INSTRUCTIONS TO FOLLOW – Each line should be copied exactly.

INPUT –
──────────
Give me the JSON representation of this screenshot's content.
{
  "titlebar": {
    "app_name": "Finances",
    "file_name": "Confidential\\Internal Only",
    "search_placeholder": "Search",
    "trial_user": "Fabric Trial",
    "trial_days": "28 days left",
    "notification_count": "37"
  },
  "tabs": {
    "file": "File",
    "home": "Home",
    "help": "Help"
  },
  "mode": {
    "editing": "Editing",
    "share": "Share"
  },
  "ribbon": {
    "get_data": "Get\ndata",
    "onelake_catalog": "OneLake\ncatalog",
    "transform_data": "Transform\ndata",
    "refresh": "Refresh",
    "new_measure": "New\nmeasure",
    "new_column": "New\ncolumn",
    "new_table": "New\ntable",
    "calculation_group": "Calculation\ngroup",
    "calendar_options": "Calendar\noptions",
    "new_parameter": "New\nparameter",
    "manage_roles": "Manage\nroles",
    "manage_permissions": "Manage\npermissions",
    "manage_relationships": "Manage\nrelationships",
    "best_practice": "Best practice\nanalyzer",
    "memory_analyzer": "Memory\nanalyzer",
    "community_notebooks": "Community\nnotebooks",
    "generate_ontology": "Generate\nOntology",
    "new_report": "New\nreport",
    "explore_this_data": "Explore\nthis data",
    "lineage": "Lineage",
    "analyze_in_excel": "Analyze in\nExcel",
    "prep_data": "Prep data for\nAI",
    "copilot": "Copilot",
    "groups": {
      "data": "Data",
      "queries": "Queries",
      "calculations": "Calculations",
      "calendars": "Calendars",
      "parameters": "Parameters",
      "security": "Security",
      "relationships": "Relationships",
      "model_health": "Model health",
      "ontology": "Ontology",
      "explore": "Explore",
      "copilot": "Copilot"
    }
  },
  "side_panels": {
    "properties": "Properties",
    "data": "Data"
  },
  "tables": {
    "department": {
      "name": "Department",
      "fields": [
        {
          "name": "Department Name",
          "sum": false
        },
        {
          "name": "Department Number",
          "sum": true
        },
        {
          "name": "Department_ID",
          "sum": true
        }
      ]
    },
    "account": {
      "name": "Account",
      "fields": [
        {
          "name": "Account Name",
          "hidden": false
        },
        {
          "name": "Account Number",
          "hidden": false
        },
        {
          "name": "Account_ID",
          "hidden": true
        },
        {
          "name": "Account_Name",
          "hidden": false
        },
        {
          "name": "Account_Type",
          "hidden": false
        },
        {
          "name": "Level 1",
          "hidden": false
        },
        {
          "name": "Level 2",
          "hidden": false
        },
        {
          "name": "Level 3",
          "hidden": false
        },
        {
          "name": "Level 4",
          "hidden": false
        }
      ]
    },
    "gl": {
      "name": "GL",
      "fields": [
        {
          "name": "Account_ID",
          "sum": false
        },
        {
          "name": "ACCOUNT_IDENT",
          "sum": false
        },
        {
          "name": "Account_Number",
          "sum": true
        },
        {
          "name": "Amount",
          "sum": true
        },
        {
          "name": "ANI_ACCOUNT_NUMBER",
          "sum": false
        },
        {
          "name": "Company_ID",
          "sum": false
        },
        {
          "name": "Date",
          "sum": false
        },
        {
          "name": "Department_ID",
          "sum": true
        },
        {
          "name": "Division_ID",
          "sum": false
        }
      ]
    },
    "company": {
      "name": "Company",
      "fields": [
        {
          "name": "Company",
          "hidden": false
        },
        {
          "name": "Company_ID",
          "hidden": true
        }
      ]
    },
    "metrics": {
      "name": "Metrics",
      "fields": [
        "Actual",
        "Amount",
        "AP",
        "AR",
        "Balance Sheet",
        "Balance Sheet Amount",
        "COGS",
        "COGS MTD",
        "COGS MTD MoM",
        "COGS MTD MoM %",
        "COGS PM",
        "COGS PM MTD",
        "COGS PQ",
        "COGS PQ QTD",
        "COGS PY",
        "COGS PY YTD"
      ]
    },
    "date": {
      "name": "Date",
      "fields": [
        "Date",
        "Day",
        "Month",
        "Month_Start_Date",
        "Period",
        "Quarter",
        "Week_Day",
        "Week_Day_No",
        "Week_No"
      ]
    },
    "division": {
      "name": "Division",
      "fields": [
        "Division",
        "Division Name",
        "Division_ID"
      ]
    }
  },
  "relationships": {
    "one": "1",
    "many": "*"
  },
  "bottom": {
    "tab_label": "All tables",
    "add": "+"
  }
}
──────────
RESULT OF THE TASK –
Give me the JSON representation of this screenshot's content.
{
  "titlebar": {
    "app_name": "Finances",
    "file_name": "Confidential\\Internal Only",
    "search_placeholder": "Search",
    "trial_user": "Fabric Trial",
    "trial_days": "28 days left",
    "notification_count": "37"
  },
  "tabs": {
    "file": "File",
    "home": "Home",
    "help": "Help"
  },
  "mode": {
    "editing": "Editing",
    "share": "Share"
  },
  "ribbon": {
    "get_data": "Get\ndata",
    "onelake_catalog": "OneLake\ncatalog",
    "transform_data": "Transform\ndata",
    "refresh": "Refresh",
    "new_measure": "New\nmeasure",
    "new_column": "New\ncolumn",
    "new_table": "New\ntable",
    "calculation_group": "Calculation\ngroup",
    "calendar_options": "Calendar\noptions",
    "new_parameter": "New\nparameter",
    "manage_roles": "Manage\nroles",
    "manage_permissions": "Manage\npermissions",
    "manage_relationships": "Manage\nrelationships",
    "best_practice": "Best practice\nanalyzer",
    "memory_analyzer": "Memory\nanalyzer",
    "community_notebooks": "Community\nnotebooks",
    "generate_ontology": "Generate\nOntology",
    "new_report": "New\nreport",
    "explore_this_data": "Explore\nthis data",
    "lineage": "Lineage",
    "analyze_in_excel": "Analyze in\nExcel",
    "prep_data": "Prep data for\nAI",
    "copilot": "Copilot",
    "groups": {
      "data": "Data",
      "queries": "Queries",
      "calculations": "Calculations",
      "calendars": "Calendars",
      "parameters": "Parameters",
      "security": "Security",
      "relationships": "Relationships",
      "model_health": "Model health",
      "ontology": "Ontology",
      "explore": "Explore",
      "copilot": "Copilot"
    }
  },
  "side_panels": {
    "properties": "Properties",
    "data": "Data"
  },
  "tables": {
    "department": {
      "name": "Department",
      "fields": [
        {
          "name": "Department Name",
          "sum": false
        },
        {
          "name": "Department Number",
          "sum": true
        },
        {
          "name": "Department_ID",
          "sum": true
        }
      ]
    },
    "account": {
      "name": "Account",
      "fields": [
        {
          "name": "Account Name",
          "hidden": false
        },
        {
          "name": "Account Number",
          "hidden": false
        },
        {
          "name": "Account_ID",
          "hidden": true
        },
        {
          "name": "Account_Name",
          "hidden": false
        },
        {
          "name": "Account_Type",
          "hidden": false
        },
        {
          "name": "Level 1",
          "hidden": false
        },
        {
          "name": "Level 2",
          "hidden": false
        },
        {
          "name": "Level 3",
          "hidden": false
        },
        {
          "name": "Level 4",
          "hidden": false
        }
      ]
    },
    "gl": {
      "name": "GL",
      "fields": [
        {
          "name": "Account_ID",
          "sum": false
        },
        {
          "name": "ACCOUNT_IDENT",
          "sum": false
        },
        {
          "name": "Account_Number",
          "sum": true
        },
        {
          "name": "Amount",
          "sum": true
        },
        {
          "name": "ANI_ACCOUNT_NUMBER",
          "sum": false
        },
        {
          "name": "Company_ID",
          "sum": false
        },
        {
          "name": "Date",
          "sum": false
        },
        {
          "name": "Department_ID",
          "sum": true
        },
        {
          "name": "Division_ID",
          "sum": false
        }
      ]
    },
    "company": {
      "name": "Company",
      "fields": [
        {
          "name": "Company",
          "hidden": false
        },
        {
          "name": "Company_ID",
          "hidden": true
        }
      ]
    },
    "metrics": {
      "name": "Metrics",
      "fields": [
        "Actual",
        "Amount",
        "AP",
        "AR",
        "Balance Sheet",
        "Balance Sheet Amount",
        "COGS",
        "COGS MTD",
        "COGS MTD MoM",
        "COGS MTD MoM %",
        "COGS PM",
        "COGS PM MTD",
        "COGS PQ",
        "COGS PQ QTD",
        "COGS PY",
        "COGS PY YTD"
      ]
    },
    "date": {
      "name": "Date",
      "fields": [
        "Date",
        "Day",
        "Month",
        "Month_Start_Date",
        "Period",
        "Quarter",
        "Week_Day",
        "Week_Day_No",
        "Week_No"
      ]
    },
    "division": {
      "name": "Division",
      "fields": [
        "Division",
        "Division Name",
        "Division_ID"
      ]
    }
  },
  "relationships": {
    "one": "1",
    "many": "*"
  },
  "bottom": {
    "tab_label": "All tables",
    "add": "+"
  }
}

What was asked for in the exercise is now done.